## What the task requires
Say how many lines in the data below contain the word "this", and give no other text.

Stored items
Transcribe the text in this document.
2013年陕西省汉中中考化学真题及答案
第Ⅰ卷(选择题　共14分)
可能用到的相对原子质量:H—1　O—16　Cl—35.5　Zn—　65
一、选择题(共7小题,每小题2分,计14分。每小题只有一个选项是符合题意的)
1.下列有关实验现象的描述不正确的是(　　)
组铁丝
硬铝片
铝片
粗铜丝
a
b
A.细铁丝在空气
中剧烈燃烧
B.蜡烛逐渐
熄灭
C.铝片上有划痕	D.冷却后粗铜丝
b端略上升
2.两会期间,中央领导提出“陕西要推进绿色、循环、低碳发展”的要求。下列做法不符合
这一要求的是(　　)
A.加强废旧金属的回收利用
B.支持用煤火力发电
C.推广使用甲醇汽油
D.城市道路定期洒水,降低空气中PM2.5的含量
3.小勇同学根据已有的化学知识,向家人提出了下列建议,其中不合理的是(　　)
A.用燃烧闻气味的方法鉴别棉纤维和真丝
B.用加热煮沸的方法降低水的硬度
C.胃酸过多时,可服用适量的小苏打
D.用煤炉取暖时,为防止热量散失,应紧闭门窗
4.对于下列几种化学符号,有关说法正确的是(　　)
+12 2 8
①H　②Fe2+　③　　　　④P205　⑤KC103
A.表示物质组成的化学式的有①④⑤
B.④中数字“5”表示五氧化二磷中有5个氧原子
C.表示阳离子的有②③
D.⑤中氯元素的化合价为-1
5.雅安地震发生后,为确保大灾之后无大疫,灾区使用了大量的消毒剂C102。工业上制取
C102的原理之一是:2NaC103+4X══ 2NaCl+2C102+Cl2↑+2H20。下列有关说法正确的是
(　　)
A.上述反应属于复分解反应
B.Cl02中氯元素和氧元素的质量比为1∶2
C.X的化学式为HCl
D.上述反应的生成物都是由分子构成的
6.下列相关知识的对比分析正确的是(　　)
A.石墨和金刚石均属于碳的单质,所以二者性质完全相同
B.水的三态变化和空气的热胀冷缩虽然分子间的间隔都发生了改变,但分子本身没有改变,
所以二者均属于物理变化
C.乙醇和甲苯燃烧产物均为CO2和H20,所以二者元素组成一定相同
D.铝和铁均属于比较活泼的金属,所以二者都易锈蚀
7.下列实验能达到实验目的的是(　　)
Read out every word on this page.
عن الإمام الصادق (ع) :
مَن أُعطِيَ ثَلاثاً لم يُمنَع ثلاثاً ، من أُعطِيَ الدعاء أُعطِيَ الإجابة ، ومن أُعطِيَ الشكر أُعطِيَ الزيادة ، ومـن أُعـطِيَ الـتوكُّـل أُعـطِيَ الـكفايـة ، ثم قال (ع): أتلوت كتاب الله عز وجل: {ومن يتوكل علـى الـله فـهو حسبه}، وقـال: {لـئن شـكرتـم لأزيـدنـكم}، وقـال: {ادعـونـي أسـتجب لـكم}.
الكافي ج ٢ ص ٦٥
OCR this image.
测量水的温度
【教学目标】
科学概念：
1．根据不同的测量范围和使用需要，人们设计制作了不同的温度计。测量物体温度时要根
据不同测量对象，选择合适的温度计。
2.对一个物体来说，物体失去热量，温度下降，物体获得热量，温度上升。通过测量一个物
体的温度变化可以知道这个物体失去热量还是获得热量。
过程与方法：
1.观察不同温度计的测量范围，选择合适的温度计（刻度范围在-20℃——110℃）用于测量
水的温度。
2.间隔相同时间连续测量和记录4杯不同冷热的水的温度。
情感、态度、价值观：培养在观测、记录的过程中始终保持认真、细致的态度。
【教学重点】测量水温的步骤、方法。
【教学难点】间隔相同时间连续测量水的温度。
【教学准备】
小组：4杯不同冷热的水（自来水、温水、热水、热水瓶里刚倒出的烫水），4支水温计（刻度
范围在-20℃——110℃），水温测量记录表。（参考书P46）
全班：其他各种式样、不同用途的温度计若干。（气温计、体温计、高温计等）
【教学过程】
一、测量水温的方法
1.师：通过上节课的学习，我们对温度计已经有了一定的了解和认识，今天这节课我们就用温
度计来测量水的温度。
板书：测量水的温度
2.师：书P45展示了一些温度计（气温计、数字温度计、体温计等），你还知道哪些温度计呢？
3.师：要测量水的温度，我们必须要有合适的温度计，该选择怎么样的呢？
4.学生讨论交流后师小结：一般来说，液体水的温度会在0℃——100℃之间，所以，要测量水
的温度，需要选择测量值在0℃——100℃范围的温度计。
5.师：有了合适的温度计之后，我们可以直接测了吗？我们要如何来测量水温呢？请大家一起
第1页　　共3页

## Problem solution
3